» **SELECTED TEXT**
★ ★ ★
In order to chariot myself across multiple planes of awareness, I had to become cognizant of the paradox of darkness and light. For me to recognize the darkness, I had to be of light. If I ever felt lost or out of balance, it only meant that I was not able to see myself for the light of my own being. This, of course, would require me to alternate my perception of myself to be somewhat of a “devil's advocate.” The “gift” my father had given me at birth often felt like a burden; however, when I dropped either perspective of the opposites, the answer was the same—and neither. The “home” of my immortal soul—The Supreme Self—was everything and nothing—just like my father.
However, in order for either of us to get to that Supreme Self, we would have to transcend any conditions we had upon another to meet our expectations of who we wanted the other to be. If I couldn't accept him for who he was—or he for me—then neither of us would ever meet that Supreme Self. Reciprocally, we were codependent upon one another; he for his conditions and expectations, and me for my desires for him to be my friend. As a result, I ended up establishing my definition of manhood, opposite my father, to create the balance that he initially brought to my attention with his personal philosophies.
This required me to take on the feminine qualities he was unwilling to embody: vulnerability, sensitivity, and emotional intelligence, which I could tell made him feel emasculated as a male role model and father. Sadly, doing so created the energy of resentment on the surface. What neither of us could recognize at the time was that I was (subconsciously) modeling my love for him as the reciprocal to his love for me. I didn't do this to rebel or become difficult; I did it so that I could honor what he had taught me. However, in order for me to go beyond this mirror dimension, I had to exceed him. Doing so would require me to become more self aware of my own duality—without attempting to use him as an example. In order for me to merge with my Supreme Self, I had to let go of my father entirely and see beyond his dharma in the role as a parent. I had to do for him what he could not do for me: be his friend and love him without wishing he were different.
★ ★ ★
» **AVAILABLE DATA**
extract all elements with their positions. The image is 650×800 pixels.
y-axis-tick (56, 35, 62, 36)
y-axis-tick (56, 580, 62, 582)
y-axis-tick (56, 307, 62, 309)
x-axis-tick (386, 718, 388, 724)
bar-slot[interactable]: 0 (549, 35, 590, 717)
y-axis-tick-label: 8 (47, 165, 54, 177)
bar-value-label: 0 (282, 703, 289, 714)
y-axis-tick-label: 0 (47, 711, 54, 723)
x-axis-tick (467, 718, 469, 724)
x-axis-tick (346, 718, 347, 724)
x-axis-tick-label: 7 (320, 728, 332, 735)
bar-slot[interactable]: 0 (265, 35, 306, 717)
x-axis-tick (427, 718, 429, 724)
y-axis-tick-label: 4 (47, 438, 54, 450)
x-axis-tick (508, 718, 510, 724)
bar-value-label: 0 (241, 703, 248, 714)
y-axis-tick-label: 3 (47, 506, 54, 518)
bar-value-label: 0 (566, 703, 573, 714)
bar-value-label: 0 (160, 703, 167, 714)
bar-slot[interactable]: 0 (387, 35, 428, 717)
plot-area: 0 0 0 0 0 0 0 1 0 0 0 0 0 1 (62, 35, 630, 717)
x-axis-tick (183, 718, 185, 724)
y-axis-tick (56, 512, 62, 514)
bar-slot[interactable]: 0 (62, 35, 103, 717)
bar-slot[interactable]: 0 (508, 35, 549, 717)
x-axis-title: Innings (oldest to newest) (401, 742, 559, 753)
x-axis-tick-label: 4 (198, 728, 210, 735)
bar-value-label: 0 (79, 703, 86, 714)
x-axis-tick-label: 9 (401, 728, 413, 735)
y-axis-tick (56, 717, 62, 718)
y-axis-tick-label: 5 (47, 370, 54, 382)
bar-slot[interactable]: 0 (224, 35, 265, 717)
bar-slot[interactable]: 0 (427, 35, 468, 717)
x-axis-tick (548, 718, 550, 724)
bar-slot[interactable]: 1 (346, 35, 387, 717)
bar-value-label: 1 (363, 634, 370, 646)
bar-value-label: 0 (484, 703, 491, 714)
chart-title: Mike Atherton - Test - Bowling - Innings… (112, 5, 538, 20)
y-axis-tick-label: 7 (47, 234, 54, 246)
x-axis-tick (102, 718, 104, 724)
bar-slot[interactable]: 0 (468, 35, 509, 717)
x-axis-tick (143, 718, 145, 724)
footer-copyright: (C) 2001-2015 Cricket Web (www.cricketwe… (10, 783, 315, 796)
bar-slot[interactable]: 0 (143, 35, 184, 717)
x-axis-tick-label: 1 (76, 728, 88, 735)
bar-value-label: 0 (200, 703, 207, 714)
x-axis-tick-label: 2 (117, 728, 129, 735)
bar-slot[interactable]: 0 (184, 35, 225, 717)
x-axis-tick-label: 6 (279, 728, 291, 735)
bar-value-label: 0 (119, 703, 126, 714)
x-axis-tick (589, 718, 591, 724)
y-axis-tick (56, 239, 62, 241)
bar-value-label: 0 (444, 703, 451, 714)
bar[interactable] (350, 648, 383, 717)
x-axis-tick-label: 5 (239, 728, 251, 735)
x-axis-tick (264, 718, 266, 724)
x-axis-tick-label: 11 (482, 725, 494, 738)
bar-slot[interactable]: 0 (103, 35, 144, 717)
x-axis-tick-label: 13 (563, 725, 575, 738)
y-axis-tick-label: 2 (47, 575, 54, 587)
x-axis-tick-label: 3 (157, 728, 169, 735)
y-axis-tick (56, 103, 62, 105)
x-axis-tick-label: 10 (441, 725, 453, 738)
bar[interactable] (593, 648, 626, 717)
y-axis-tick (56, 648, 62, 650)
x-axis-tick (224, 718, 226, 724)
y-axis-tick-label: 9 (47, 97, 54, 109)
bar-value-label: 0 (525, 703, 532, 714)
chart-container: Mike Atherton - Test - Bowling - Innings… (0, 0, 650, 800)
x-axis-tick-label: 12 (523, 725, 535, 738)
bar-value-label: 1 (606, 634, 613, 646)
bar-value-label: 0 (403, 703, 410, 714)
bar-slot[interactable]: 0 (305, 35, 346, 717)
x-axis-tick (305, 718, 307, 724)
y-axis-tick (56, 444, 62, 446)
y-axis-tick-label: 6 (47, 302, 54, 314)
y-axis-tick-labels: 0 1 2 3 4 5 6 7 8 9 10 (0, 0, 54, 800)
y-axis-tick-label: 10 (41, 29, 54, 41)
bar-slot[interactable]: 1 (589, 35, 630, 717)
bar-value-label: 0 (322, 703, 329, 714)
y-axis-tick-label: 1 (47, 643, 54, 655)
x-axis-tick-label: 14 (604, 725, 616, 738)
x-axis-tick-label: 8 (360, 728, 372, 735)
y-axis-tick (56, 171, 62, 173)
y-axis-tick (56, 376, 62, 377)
★ ★ ★
» **PROBLEM REQUIREMENTS**
Rewrite the paragraph of the reflection on the father that begins "However, in order for either of us" as a short bulleted list that keeps its main facts. The records have no connection to the text.

» **RESULT BELOW**
- To reach the Supreme Self, both would have to move beyond the conditions and expectations each placed on the other.
- If either could not accept the other as they were, neither would ever reach it.
- They were codependent: the father through his conditions and expectations, the narrator through wanting him as a friend.
- As a result, the narrator defined manhood as the opposite of the father's, creating the balance the father's philosophies first pointed to.